**Task goal**: Extract the complete listing and output it unchanged.

**Record set**:
>> BEGIN
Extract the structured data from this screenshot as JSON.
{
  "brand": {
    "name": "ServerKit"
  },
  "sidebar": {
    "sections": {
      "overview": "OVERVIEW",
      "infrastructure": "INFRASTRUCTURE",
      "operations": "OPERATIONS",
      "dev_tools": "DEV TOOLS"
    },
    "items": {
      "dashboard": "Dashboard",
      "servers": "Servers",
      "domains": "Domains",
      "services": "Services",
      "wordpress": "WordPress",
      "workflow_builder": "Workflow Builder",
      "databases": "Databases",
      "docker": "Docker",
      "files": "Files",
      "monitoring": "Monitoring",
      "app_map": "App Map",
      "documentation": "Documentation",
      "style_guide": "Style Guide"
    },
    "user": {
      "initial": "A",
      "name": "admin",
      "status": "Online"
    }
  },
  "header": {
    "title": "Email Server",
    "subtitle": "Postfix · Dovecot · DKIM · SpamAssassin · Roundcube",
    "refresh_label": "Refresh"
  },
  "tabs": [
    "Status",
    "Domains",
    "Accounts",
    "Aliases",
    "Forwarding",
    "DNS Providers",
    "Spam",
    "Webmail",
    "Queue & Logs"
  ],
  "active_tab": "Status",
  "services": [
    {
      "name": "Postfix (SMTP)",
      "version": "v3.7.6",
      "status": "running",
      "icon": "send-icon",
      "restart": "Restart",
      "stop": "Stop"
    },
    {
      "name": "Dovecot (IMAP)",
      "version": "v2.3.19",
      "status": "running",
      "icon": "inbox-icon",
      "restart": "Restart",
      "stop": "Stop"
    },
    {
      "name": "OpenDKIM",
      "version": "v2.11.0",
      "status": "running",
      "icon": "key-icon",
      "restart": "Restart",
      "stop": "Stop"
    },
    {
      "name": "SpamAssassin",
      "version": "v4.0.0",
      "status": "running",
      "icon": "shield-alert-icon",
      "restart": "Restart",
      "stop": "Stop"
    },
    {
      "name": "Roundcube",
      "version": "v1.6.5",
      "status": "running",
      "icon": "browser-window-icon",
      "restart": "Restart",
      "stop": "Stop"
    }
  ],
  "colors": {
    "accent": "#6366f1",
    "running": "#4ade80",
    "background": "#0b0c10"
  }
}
>> END
**Task solution**:
Extract the structured data from this screenshot as JSON.
{
  "brand": {
    "name": "ServerKit"
  },
  "sidebar": {
    "sections": {
      "overview": "OVERVIEW",
      "infrastructure": "INFRASTRUCTURE",
      "operations": "OPERATIONS",
      "dev_tools": "DEV TOOLS"
    },
    "items": {
      "dashboard": "Dashboard",
      "servers": "Servers",
      "domains": "Domains",
      "services": "Services",
      "wordpress": "WordPress",
      "workflow_builder": "Workflow Builder",
      "databases": "Databases",
      "docker": "Docker",
      "files": "Files",
      "monitoring": "Monitoring",
      "app_map": "App Map",
      "documentation": "Documentation",
      "style_guide": "Style Guide"
    },
    "user": {
      "initial": "A",
      "name": "admin",
      "status": "Online"
    }
  },
  "header": {
    "title": "Email Server",
    "subtitle": "Postfix · Dovecot · DKIM · SpamAssassin · Roundcube",
    "refresh_label": "Refresh"
  },
  "tabs": [
    "Status",
    "Domains",
    "Accounts",
    "Aliases",
    "Forwarding",
    "DNS Providers",
    "Spam",
    "Webmail",
    "Queue & Logs"
  ],
  "active_tab": "Status",
  "services": [
    {
      "name": "Postfix (SMTP)",
      "version": "v3.7.6",
      "status": "running",
      "icon": "send-icon",
      "restart": "Restart",
      "stop": "Stop"
    },
    {
      "name": "Dovecot (IMAP)",
      "version": "v2.3.19",
      "status": "running",
      "icon": "inbox-icon",
      "restart": "Restart",
      "stop": "Stop"
    },
    {
      "name": "OpenDKIM",
      "version": "v2.11.0",
      "status": "running",
      "icon": "key-icon",
      "restart": "Restart",
      "stop": "Stop"
    },
    {
      "name": "SpamAssassin",
      "version": "v4.0.0",
      "status": "running",
      "icon": "shield-alert-icon",
      "restart": "Restart",
      "stop": "Stop"
    },
    {
      "name": "Roundcube",
      "version": "v1.6.5",
      "status": "running",
      "icon": "browser-window-icon",
      "restart": "Restart",
      "stop": "Stop"
    }
  ],
  "colors": {
    "accent": "#6366f1",
    "running": "#4ade80",
    "background": "#0b0c10"
  }
}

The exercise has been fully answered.